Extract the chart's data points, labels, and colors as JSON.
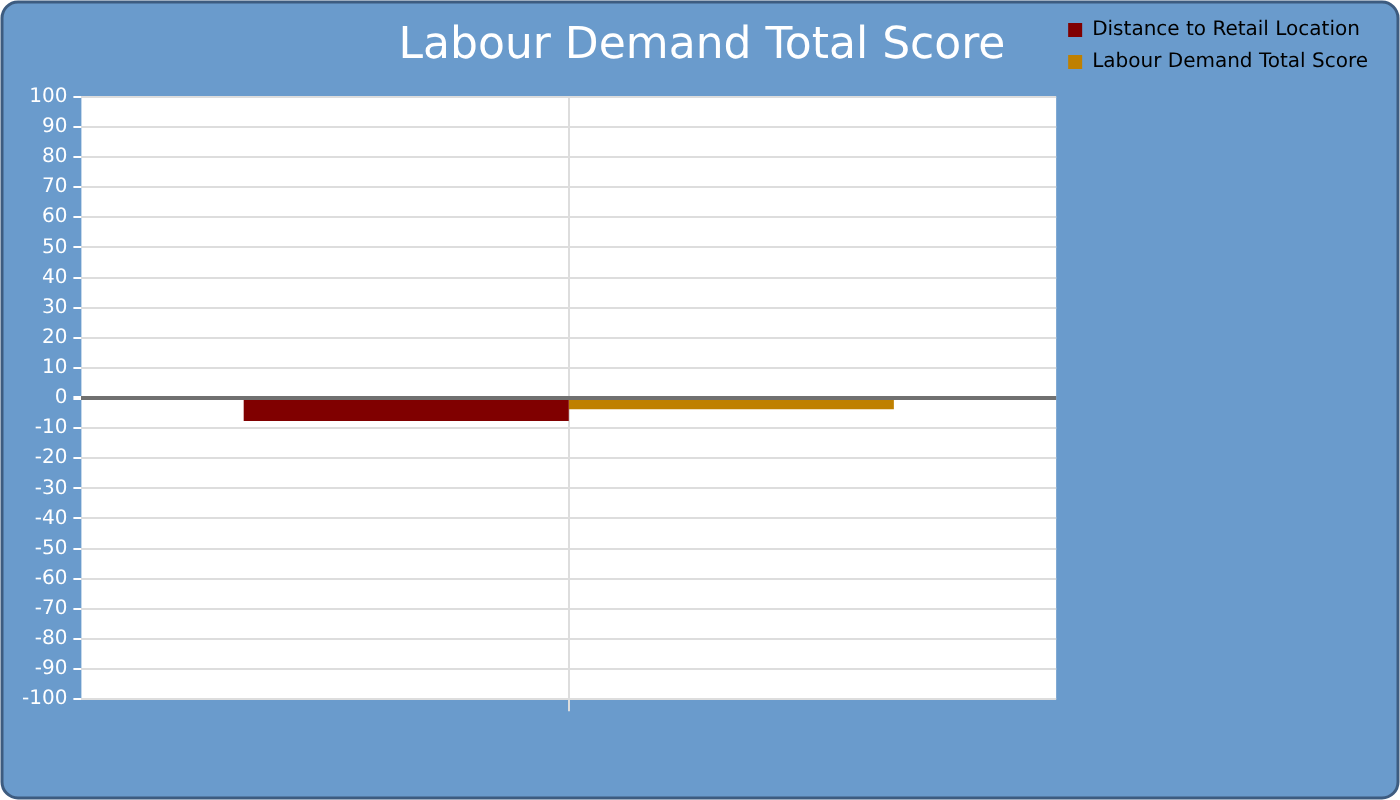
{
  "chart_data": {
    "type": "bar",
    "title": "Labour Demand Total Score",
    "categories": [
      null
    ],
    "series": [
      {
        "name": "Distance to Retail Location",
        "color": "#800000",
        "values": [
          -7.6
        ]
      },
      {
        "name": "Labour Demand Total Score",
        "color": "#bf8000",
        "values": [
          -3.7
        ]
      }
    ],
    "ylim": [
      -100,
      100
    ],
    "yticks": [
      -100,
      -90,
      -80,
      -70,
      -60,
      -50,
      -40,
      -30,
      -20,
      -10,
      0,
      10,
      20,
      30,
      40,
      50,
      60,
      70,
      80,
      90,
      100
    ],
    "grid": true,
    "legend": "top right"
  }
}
━━━━━━━━
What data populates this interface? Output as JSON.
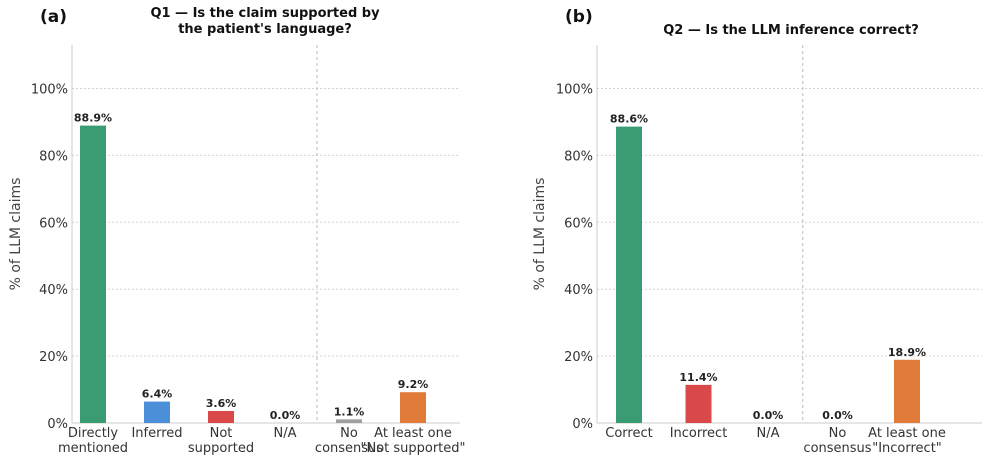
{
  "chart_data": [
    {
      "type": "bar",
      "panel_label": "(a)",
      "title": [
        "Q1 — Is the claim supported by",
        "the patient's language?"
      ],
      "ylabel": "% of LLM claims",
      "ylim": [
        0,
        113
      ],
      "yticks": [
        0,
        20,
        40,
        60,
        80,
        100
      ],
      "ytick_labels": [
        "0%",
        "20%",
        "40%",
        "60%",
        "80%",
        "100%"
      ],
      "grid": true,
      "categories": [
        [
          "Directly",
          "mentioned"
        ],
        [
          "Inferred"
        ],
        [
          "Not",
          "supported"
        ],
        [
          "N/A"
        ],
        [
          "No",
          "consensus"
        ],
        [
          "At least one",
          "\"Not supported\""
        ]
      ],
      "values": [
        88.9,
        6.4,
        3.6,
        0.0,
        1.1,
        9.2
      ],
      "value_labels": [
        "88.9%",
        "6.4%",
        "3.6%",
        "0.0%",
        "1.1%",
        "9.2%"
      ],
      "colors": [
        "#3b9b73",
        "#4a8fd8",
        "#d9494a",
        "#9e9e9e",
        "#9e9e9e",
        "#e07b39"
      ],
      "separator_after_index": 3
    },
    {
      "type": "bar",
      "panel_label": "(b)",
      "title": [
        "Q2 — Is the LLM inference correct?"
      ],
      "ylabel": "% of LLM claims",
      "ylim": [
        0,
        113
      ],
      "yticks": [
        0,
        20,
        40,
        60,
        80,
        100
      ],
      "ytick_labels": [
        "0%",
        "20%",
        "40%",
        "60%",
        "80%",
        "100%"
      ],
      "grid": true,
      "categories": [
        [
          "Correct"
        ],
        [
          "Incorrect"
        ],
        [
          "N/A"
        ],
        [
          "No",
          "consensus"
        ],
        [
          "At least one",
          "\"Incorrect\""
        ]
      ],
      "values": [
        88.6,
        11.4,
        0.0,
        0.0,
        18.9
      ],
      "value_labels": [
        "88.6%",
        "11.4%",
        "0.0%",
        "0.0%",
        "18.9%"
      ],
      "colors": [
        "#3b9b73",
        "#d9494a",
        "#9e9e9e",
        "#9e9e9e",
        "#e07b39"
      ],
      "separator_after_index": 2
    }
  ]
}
━━━━━━━━
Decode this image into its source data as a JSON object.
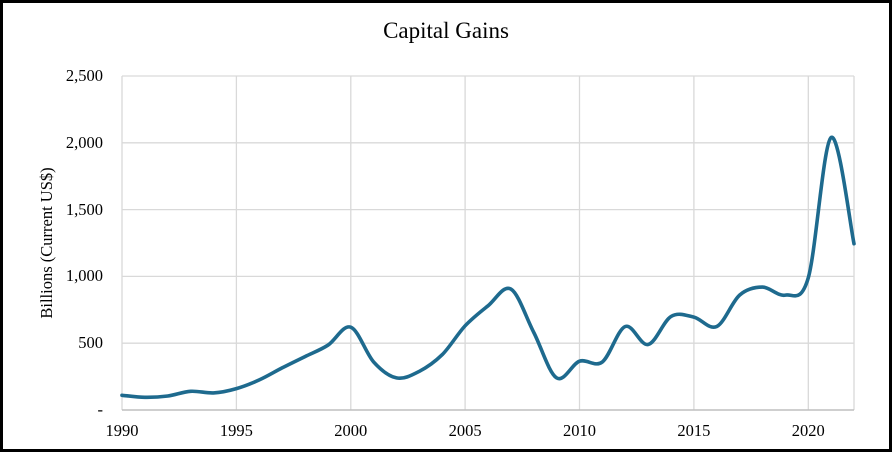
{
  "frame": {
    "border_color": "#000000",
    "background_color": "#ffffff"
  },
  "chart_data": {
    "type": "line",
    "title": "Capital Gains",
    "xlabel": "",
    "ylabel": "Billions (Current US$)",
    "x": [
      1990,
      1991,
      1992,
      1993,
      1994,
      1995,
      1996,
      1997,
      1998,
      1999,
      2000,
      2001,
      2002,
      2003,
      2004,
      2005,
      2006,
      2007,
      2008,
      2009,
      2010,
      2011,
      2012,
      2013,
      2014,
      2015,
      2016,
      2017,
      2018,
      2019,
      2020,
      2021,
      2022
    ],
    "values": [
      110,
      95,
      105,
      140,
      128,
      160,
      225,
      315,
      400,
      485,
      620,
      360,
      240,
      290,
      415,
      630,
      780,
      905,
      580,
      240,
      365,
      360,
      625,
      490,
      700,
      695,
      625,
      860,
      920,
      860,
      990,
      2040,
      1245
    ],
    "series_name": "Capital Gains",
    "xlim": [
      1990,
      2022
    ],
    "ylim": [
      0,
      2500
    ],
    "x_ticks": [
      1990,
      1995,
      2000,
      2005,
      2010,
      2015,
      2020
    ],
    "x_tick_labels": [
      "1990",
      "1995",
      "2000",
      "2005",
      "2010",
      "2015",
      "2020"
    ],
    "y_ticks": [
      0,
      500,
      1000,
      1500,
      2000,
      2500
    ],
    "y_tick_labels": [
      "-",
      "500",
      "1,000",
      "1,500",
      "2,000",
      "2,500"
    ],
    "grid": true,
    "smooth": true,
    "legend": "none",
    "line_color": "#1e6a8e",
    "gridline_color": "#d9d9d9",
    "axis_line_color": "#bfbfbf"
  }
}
━━━━━━━━
Given problem. Your answer should be only a number: how many lines of the data above contain the string "Labour"?

Solved problem. 2